DIRECTIONS: Collect each line of the records containing the string "Publications".
───
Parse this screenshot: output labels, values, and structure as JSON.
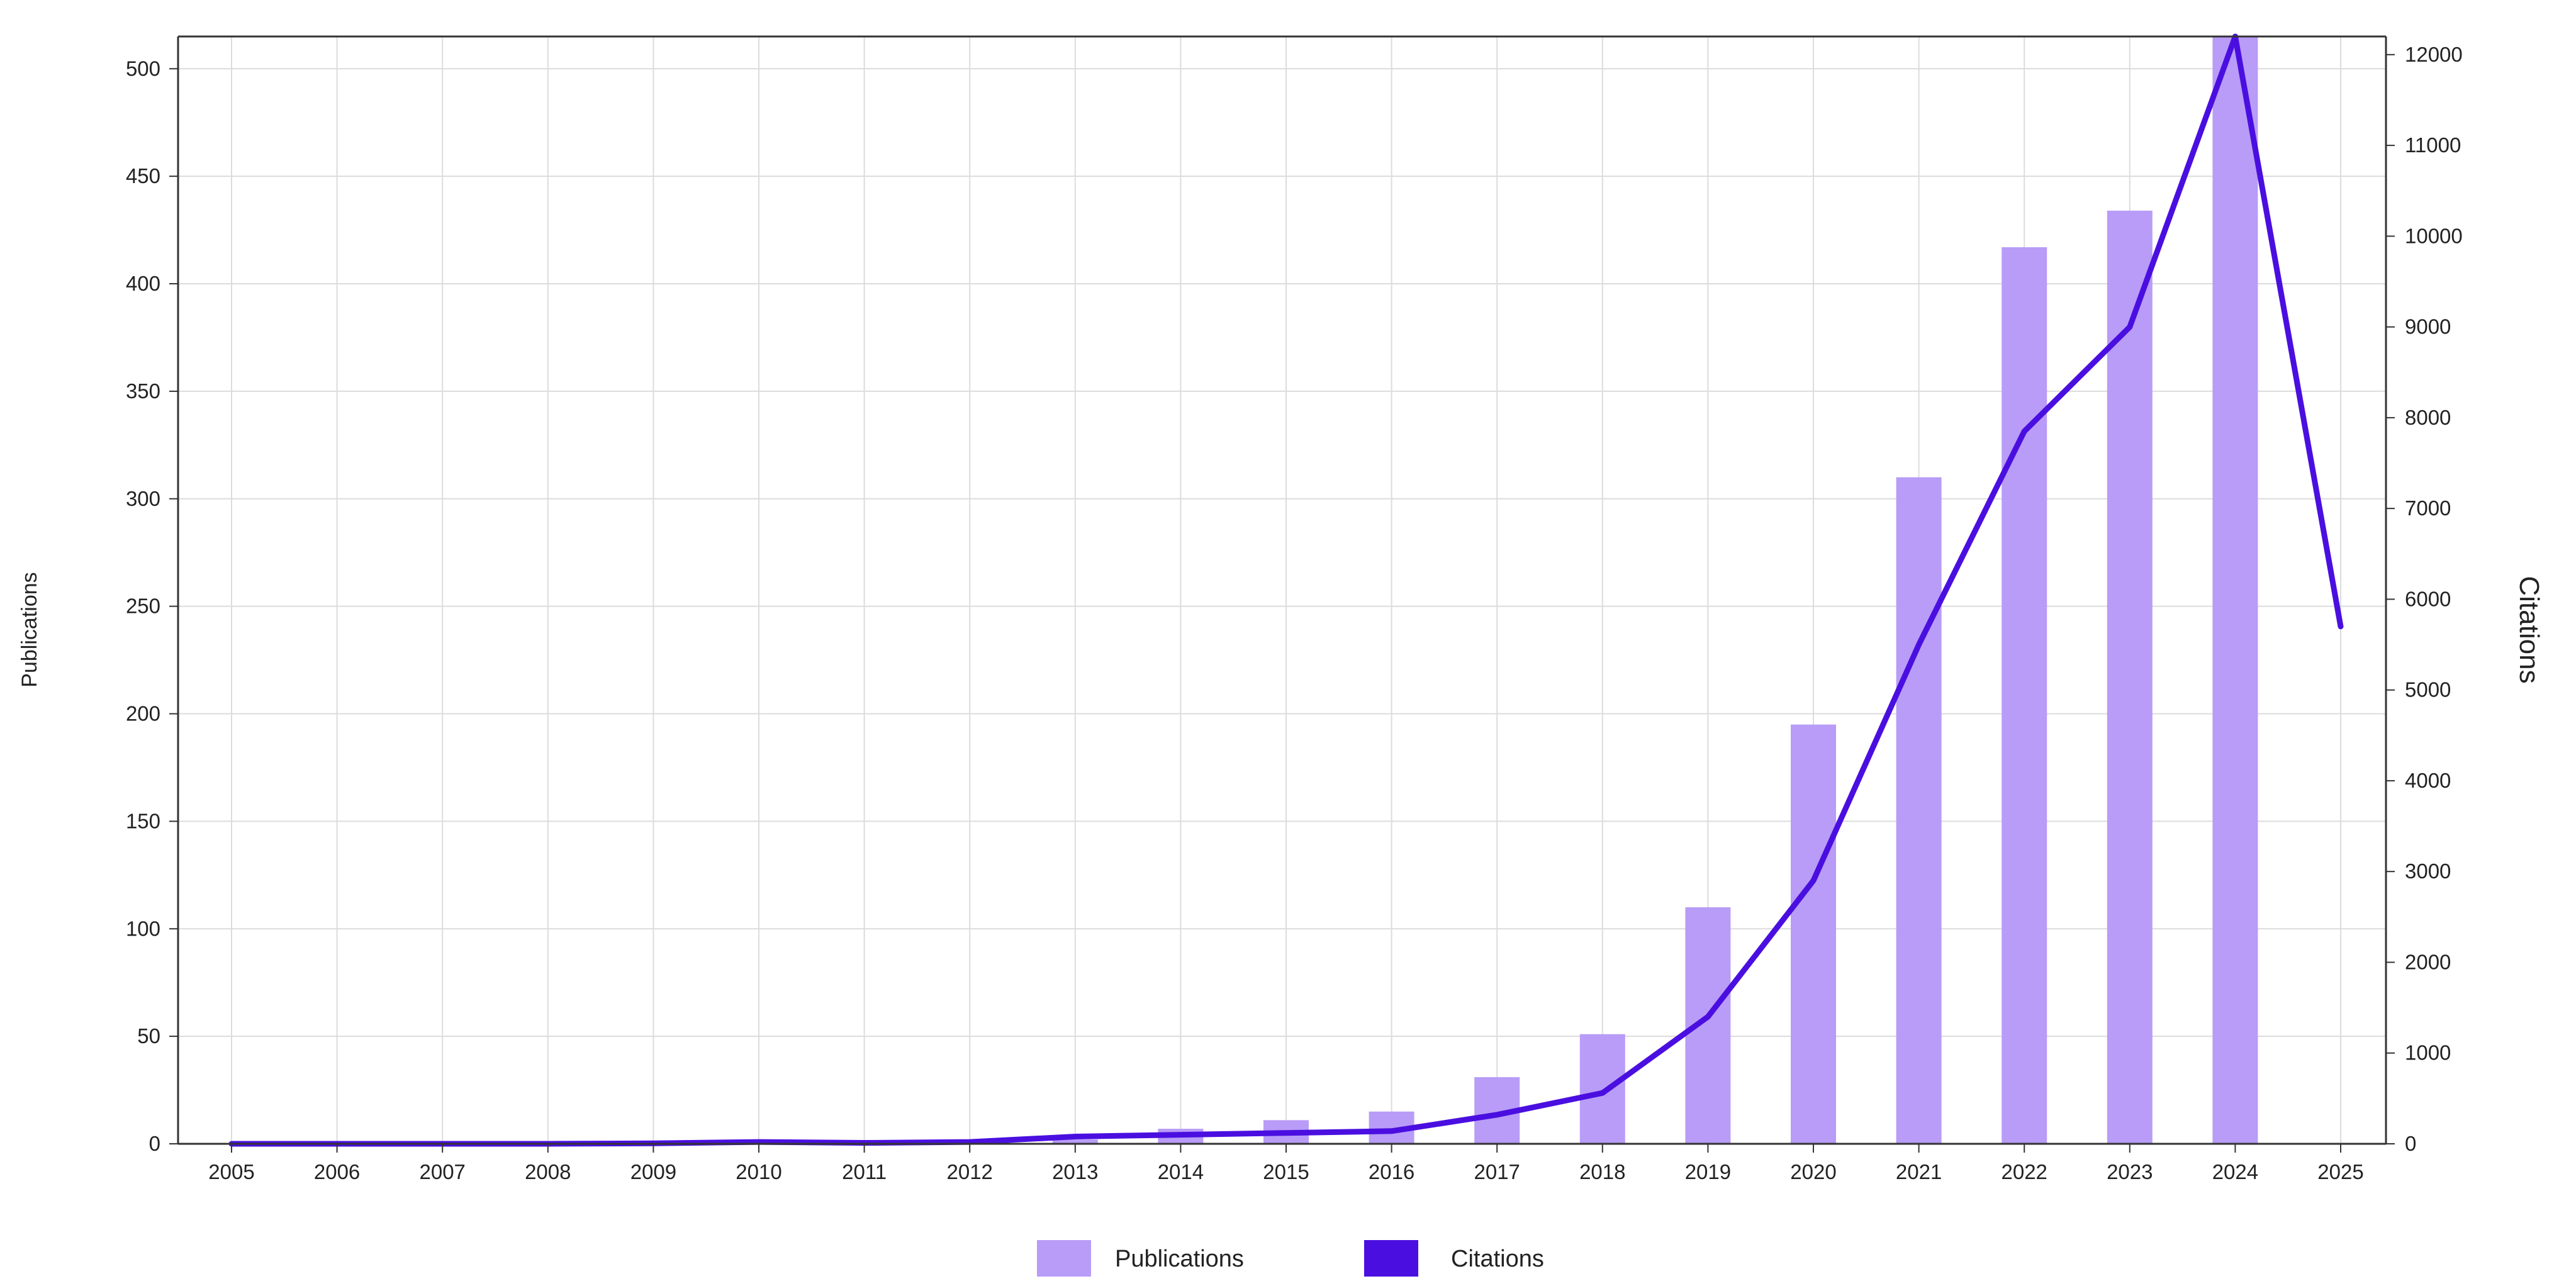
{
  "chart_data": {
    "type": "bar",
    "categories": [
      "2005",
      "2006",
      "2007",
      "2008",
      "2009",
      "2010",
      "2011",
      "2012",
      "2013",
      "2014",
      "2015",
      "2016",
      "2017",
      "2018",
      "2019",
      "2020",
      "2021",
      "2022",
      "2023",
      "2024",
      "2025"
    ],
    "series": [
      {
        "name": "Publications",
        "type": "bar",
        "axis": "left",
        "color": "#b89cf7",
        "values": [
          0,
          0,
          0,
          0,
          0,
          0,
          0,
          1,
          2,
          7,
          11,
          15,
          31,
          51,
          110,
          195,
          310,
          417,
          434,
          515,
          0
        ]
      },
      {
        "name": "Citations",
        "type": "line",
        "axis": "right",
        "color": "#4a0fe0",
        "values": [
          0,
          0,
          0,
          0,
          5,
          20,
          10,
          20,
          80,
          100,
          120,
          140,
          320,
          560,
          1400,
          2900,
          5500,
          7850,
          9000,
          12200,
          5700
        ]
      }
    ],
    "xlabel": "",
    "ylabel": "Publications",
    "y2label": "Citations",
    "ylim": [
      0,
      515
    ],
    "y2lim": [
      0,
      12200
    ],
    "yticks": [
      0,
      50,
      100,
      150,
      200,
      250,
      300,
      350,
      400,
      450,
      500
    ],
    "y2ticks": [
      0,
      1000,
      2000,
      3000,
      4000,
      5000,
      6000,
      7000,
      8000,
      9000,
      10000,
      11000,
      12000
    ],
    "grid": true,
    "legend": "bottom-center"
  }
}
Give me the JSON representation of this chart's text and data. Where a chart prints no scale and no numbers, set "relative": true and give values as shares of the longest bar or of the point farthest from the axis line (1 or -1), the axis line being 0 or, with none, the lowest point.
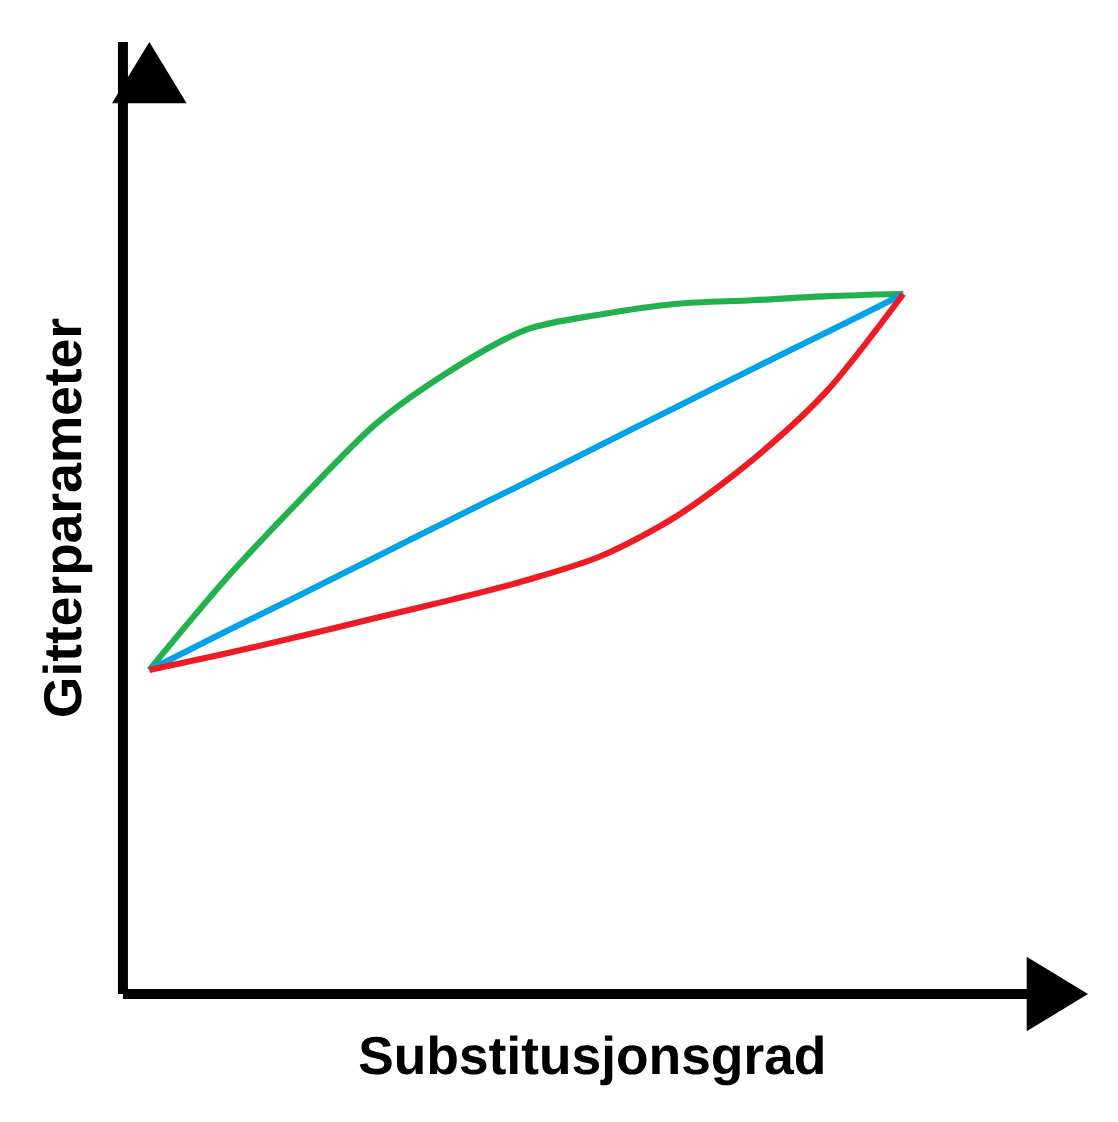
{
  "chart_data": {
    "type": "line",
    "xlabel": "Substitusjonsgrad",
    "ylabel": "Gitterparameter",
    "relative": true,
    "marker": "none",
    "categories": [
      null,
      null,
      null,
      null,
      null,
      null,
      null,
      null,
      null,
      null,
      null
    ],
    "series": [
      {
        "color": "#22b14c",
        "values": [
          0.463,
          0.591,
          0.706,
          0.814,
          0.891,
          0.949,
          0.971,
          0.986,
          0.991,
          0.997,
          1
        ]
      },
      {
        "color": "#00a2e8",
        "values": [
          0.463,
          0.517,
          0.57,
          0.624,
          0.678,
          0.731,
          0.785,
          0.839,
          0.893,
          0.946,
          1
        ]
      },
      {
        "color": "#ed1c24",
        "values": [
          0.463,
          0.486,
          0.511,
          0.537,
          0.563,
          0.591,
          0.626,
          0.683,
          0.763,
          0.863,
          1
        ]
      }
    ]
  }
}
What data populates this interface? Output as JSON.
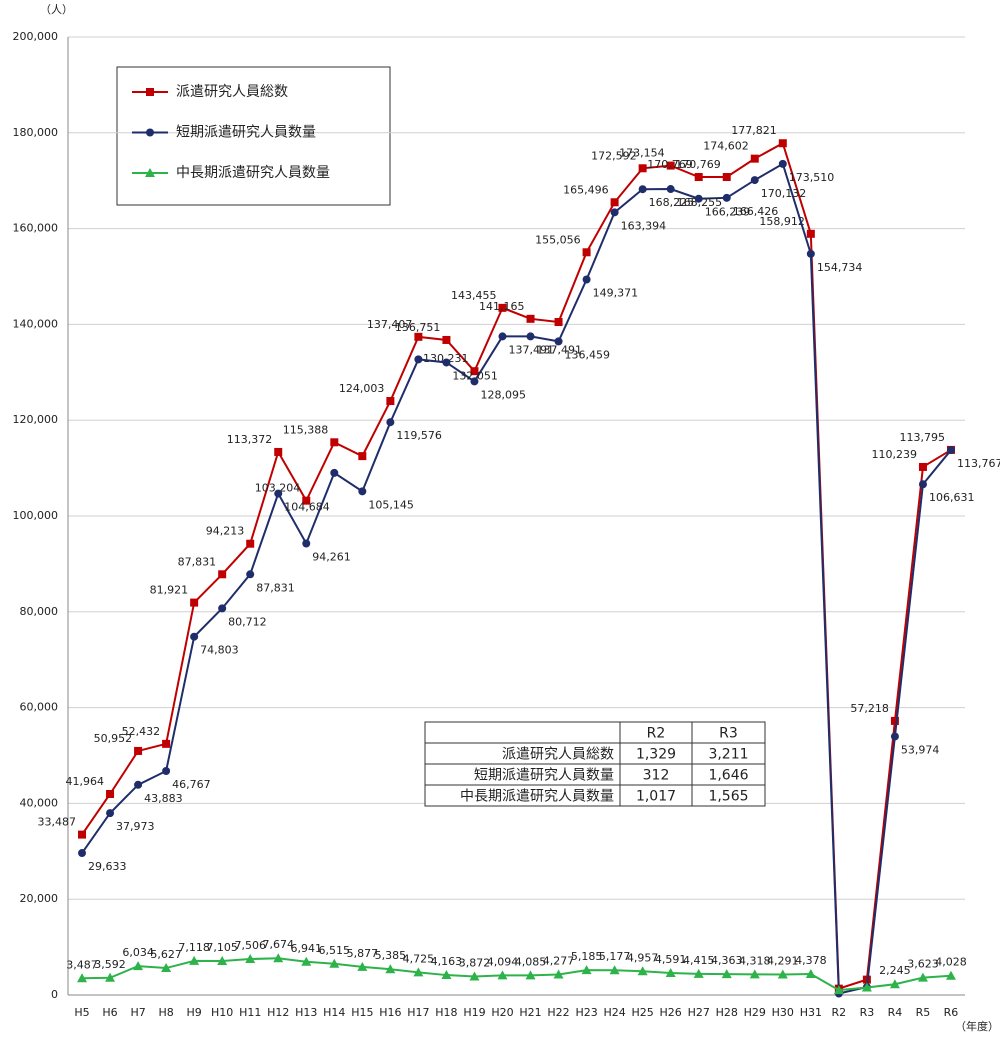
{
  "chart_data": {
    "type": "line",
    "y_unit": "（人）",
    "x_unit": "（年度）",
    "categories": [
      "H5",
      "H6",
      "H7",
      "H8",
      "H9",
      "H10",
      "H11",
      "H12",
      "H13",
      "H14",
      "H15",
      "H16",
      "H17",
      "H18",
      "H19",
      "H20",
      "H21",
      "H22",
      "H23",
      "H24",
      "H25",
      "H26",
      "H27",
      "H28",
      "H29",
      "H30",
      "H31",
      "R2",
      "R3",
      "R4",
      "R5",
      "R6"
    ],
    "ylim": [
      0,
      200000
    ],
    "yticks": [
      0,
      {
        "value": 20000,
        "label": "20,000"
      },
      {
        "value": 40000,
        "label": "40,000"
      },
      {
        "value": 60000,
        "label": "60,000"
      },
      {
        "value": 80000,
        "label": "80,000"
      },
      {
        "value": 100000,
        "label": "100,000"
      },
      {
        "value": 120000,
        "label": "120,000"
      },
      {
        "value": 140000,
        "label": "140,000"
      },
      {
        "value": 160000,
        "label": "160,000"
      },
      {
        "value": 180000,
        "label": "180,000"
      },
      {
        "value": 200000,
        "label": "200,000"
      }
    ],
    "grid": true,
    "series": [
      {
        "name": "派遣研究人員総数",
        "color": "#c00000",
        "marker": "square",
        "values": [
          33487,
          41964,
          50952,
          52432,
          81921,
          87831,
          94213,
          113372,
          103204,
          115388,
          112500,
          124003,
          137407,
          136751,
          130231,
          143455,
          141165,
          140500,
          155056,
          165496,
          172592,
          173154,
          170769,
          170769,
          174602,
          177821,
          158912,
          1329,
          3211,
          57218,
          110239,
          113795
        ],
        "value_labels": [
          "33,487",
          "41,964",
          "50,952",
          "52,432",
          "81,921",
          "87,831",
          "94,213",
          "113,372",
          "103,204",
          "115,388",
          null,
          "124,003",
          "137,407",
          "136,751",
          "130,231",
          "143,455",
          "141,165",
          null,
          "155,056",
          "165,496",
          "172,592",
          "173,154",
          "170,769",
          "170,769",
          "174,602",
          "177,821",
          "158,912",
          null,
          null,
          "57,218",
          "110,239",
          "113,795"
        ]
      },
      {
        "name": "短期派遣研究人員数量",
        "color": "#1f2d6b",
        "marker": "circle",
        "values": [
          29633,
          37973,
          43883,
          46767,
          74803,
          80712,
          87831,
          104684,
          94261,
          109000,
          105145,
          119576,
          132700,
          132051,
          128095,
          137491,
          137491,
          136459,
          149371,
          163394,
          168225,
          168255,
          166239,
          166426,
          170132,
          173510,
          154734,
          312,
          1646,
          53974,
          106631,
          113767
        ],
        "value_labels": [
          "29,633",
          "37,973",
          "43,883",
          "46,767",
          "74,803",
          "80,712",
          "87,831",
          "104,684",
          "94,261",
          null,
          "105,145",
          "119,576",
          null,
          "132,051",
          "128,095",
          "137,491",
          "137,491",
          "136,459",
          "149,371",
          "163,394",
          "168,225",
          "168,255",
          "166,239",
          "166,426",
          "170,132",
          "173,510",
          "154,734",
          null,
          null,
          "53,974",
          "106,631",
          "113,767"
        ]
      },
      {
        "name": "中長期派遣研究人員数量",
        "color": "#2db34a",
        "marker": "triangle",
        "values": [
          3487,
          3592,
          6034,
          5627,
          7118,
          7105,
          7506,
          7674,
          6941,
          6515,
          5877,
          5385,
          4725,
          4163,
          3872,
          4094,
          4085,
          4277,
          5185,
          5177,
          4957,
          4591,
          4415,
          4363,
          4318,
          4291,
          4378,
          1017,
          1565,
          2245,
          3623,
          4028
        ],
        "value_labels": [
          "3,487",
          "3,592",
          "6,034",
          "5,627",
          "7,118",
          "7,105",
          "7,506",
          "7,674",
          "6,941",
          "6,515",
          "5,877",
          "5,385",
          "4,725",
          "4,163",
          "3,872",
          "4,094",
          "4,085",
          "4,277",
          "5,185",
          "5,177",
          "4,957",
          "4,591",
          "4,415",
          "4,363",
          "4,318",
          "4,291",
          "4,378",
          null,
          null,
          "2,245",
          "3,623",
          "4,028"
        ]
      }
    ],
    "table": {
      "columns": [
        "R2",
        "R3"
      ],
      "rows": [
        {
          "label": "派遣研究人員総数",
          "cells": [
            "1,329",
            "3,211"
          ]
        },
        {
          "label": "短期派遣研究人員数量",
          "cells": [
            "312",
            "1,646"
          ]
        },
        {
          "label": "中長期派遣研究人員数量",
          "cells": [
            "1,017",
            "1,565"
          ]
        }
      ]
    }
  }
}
───
SOLVED PROBLEM:
        "name": "Publications",
    "ylabel": "Publications",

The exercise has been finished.